## SHORT EXERCISE:
Write out the material again exactly, please, and omit the pictures.

[start of GIVEN ENTRIES]

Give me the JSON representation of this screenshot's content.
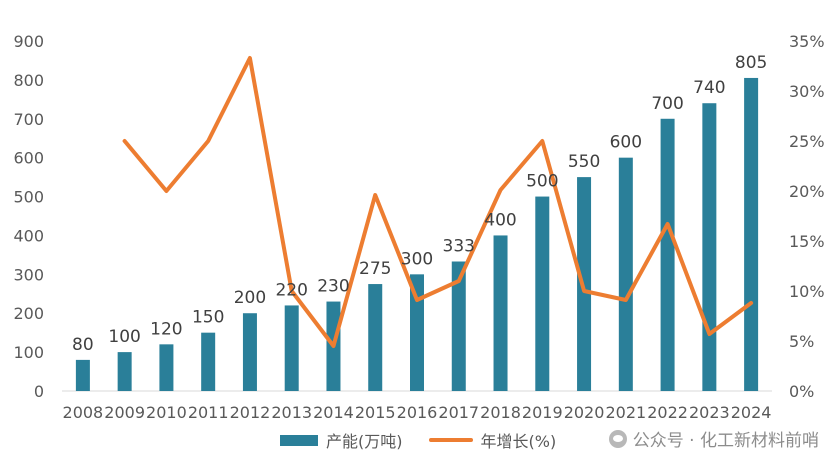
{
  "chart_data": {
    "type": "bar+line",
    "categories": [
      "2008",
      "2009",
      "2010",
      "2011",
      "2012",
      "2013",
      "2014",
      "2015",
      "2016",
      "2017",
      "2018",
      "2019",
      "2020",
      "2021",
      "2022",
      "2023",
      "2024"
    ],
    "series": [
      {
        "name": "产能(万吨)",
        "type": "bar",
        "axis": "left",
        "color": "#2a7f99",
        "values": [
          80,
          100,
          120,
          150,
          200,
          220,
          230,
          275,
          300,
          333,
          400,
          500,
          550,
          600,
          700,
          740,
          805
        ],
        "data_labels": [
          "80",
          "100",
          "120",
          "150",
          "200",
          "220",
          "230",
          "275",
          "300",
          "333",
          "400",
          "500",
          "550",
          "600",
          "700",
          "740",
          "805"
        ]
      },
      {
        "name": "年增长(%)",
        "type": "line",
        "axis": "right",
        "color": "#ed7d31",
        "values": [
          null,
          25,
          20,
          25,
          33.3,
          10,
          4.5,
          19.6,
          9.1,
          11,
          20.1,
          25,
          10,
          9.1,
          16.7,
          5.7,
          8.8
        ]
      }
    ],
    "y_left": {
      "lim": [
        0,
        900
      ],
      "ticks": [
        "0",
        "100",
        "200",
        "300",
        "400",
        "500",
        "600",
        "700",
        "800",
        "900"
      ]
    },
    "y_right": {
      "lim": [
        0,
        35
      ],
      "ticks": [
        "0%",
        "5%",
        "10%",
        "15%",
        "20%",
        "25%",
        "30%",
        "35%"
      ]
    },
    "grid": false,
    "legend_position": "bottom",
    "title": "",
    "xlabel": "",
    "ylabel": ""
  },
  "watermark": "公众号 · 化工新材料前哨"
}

[end of GIVEN ENTRIES]

## THE COMPLETED TASK:
Give me the JSON representation of this screenshot's content.
{
  "chart_data": {
    "type": "bar+line",
    "categories": [
      "2008",
      "2009",
      "2010",
      "2011",
      "2012",
      "2013",
      "2014",
      "2015",
      "2016",
      "2017",
      "2018",
      "2019",
      "2020",
      "2021",
      "2022",
      "2023",
      "2024"
    ],
    "series": [
      {
        "name": "产能(万吨)",
        "type": "bar",
        "axis": "left",
        "color": "#2a7f99",
        "values": [
          80,
          100,
          120,
          150,
          200,
          220,
          230,
          275,
          300,
          333,
          400,
          500,
          550,
          600,
          700,
          740,
          805
        ],
        "data_labels": [
          "80",
          "100",
          "120",
          "150",
          "200",
          "220",
          "230",
          "275",
          "300",
          "333",
          "400",
          "500",
          "550",
          "600",
          "700",
          "740",
          "805"
        ]
      },
      {
        "name": "年增长(%)",
        "type": "line",
        "axis": "right",
        "color": "#ed7d31",
        "values": [
          null,
          25,
          20,
          25,
          33.3,
          10,
          4.5,
          19.6,
          9.1,
          11,
          20.1,
          25,
          10,
          9.1,
          16.7,
          5.7,
          8.8
        ]
      }
    ],
    "y_left": {
      "lim": [
        0,
        900
      ],
      "ticks": [
        "0",
        "100",
        "200",
        "300",
        "400",
        "500",
        "600",
        "700",
        "800",
        "900"
      ]
    },
    "y_right": {
      "lim": [
        0,
        35
      ],
      "ticks": [
        "0%",
        "5%",
        "10%",
        "15%",
        "20%",
        "25%",
        "30%",
        "35%"
      ]
    },
    "grid": false,
    "legend_position": "bottom",
    "title": "",
    "xlabel": "",
    "ylabel": ""
  },
  "watermark": "公众号 · 化工新材料前哨"
}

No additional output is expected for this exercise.